>> start
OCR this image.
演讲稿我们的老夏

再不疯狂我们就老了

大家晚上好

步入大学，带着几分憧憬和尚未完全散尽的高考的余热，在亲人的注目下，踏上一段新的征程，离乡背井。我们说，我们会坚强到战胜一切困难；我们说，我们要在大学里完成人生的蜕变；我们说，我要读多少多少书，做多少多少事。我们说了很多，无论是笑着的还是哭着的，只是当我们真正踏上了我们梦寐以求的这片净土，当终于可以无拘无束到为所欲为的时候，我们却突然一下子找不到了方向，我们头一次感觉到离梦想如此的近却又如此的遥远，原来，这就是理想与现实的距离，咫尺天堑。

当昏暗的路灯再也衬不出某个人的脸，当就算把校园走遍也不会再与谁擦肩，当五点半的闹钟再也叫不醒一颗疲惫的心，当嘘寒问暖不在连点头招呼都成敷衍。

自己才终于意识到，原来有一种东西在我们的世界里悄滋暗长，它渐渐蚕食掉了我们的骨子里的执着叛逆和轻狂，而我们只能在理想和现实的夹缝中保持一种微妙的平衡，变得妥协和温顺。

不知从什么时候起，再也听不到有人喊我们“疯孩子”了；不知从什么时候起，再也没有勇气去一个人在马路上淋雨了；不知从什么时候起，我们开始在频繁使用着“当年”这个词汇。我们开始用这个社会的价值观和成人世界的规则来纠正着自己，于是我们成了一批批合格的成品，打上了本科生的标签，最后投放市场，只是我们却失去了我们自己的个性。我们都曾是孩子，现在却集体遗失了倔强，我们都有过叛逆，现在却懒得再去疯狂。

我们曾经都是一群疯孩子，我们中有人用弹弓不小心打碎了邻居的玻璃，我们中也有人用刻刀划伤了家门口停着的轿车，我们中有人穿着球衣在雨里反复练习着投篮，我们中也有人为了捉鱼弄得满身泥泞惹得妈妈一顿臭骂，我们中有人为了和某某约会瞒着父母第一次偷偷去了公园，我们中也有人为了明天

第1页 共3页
>> end
>> start
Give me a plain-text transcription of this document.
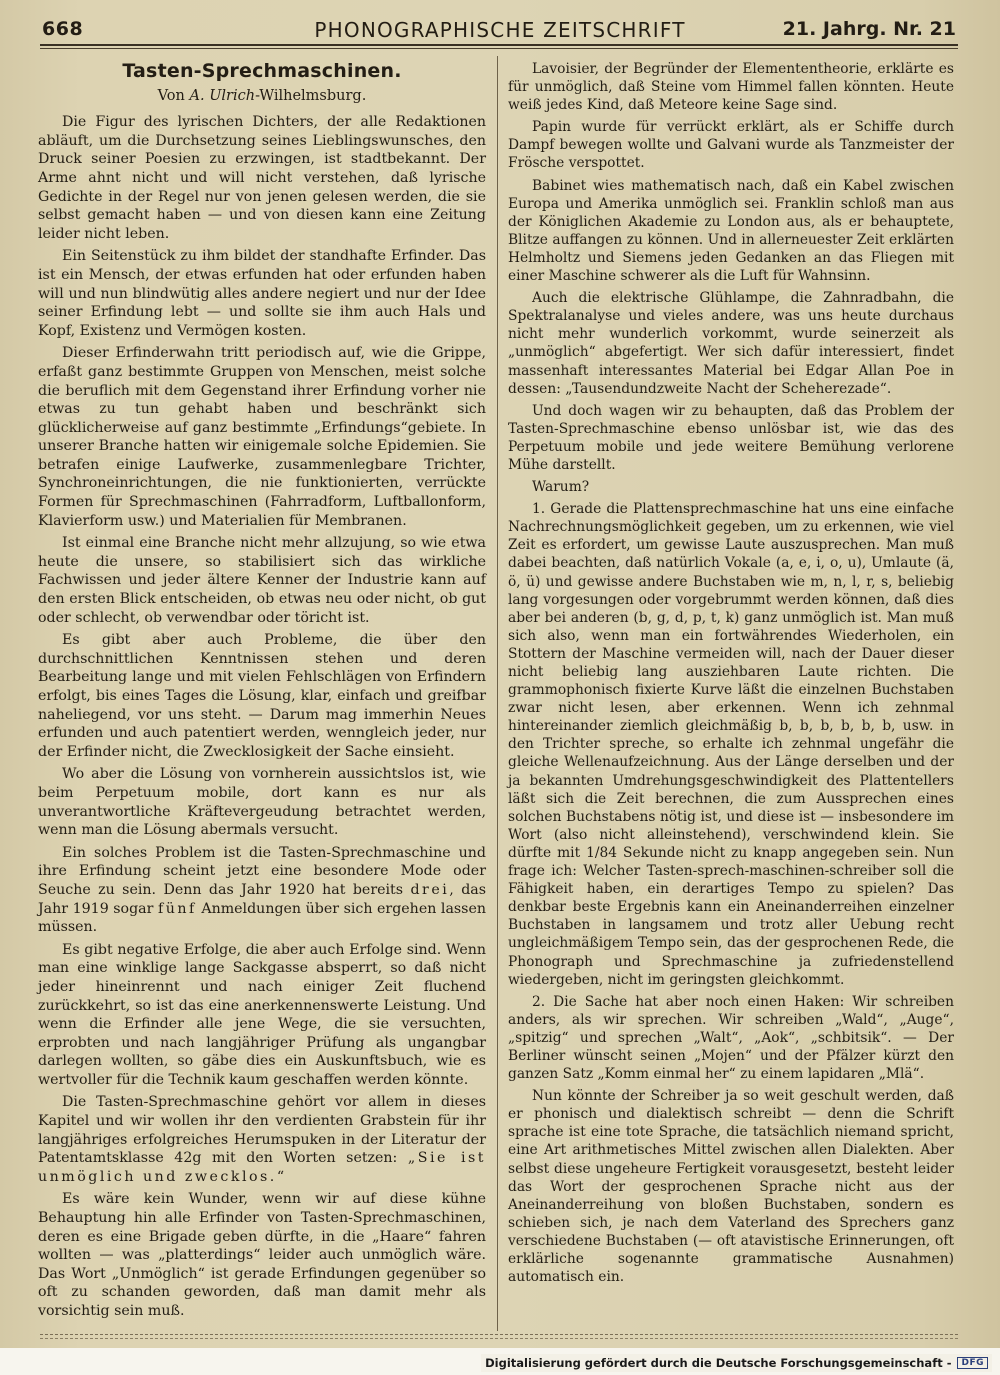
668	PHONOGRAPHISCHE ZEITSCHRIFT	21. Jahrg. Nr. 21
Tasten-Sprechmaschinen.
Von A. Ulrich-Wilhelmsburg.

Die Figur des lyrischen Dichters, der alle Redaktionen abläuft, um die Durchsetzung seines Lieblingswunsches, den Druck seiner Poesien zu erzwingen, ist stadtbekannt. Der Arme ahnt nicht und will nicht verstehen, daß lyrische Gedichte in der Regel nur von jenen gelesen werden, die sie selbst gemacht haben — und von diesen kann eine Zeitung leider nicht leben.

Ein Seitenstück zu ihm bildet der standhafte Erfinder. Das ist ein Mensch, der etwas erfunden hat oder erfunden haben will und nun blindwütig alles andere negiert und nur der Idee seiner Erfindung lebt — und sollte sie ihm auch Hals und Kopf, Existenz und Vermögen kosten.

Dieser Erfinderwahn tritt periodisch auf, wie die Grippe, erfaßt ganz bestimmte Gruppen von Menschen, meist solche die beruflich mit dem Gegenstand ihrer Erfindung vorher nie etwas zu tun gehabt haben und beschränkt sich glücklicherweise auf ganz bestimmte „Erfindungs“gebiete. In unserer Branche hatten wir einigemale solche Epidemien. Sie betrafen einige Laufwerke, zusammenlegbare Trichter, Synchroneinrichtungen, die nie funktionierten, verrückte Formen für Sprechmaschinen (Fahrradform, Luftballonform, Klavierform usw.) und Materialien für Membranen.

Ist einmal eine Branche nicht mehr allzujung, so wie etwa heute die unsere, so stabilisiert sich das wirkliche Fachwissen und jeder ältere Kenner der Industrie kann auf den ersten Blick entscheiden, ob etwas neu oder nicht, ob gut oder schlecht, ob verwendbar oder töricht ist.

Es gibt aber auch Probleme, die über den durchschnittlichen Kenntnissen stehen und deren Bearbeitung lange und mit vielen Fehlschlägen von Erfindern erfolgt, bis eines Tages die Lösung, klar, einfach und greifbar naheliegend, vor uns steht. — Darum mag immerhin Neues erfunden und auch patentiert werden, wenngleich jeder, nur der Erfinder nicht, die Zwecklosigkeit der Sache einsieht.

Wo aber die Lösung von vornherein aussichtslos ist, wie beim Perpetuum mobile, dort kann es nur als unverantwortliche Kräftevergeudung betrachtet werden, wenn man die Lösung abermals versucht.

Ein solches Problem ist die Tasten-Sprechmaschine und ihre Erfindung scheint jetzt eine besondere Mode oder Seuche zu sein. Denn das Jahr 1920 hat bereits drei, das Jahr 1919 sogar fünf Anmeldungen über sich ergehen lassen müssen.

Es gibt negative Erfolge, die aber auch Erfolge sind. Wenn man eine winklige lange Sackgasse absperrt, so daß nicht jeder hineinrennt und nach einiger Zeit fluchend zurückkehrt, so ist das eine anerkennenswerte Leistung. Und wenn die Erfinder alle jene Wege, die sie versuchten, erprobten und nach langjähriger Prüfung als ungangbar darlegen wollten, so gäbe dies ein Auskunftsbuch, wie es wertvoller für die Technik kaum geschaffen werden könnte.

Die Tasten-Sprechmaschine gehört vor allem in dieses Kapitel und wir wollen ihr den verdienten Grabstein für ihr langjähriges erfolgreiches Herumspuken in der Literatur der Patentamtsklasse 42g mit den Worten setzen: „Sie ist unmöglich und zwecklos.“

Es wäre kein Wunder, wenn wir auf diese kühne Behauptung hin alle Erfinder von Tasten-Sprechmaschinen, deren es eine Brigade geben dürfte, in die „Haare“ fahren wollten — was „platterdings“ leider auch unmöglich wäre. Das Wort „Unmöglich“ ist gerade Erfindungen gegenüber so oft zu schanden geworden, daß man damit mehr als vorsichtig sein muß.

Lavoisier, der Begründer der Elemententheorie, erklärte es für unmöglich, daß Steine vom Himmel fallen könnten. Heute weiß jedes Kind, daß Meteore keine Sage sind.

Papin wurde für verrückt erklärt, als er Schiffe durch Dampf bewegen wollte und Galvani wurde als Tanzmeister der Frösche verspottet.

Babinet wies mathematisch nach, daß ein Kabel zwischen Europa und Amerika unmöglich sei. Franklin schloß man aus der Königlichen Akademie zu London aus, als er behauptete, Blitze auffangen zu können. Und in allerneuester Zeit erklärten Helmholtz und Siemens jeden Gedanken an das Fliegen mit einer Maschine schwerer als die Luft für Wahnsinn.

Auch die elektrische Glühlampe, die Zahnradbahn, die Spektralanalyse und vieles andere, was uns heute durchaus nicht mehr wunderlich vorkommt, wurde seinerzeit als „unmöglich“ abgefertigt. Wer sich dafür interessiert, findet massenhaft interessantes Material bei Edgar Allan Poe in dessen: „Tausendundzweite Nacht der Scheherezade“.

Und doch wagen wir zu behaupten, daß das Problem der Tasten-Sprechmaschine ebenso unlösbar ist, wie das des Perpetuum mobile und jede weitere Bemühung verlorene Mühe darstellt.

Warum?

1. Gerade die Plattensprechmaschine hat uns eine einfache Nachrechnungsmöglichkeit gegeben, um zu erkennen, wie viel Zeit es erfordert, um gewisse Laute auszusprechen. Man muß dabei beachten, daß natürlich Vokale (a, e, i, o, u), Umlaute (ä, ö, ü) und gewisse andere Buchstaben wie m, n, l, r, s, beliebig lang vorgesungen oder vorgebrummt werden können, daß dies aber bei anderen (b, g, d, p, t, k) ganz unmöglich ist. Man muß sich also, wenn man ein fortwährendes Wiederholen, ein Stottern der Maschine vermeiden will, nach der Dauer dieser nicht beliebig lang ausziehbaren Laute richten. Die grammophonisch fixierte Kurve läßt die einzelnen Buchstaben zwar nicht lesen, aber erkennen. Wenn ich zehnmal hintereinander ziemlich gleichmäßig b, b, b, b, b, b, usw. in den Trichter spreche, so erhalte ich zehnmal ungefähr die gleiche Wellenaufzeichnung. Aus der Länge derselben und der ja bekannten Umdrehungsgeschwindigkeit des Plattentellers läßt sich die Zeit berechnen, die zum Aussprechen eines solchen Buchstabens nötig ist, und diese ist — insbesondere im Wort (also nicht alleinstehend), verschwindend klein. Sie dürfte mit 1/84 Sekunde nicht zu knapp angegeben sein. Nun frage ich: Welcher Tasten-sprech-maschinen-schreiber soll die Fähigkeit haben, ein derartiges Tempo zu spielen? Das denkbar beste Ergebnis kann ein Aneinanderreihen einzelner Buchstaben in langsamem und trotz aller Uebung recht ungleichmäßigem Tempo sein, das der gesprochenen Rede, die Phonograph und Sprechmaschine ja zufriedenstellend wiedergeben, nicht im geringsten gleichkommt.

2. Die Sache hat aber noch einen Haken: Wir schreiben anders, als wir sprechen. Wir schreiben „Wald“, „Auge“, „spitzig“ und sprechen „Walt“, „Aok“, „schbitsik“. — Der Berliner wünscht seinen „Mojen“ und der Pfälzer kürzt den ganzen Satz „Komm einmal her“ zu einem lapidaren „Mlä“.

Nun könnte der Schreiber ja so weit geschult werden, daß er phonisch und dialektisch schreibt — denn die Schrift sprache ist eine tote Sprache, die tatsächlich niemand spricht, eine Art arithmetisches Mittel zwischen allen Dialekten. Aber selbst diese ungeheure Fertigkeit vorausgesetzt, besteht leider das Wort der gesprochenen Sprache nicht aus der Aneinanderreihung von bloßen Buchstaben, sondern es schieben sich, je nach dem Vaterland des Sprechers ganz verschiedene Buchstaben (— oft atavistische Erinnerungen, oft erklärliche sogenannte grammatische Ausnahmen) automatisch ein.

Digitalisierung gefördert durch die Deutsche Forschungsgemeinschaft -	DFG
>> end
▸ DESCRIPTION OF THE TASK:
Look through the entries above and list every line containing "wurde".

▸ CORRECT RESPONSE:
Papin wurde für verrückt erklärt, als er Schiffe durch Dampf bewegen wollte und Galvani wurde als Tanzmeister der Frösche verspottet.
Auch die elektrische Glühlampe, die Zahnradbahn, die Spektralanalyse und vieles andere, was uns heute durchaus nicht mehr wunderlich vorkommt, wurde seinerzeit als „unmöglich“ abgefertigt. Wer sich dafür interessiert, findet massenhaft interessantes Material bei Edgar Allan Poe in dessen: „Tausendundzweite Nacht der Scheherezade“.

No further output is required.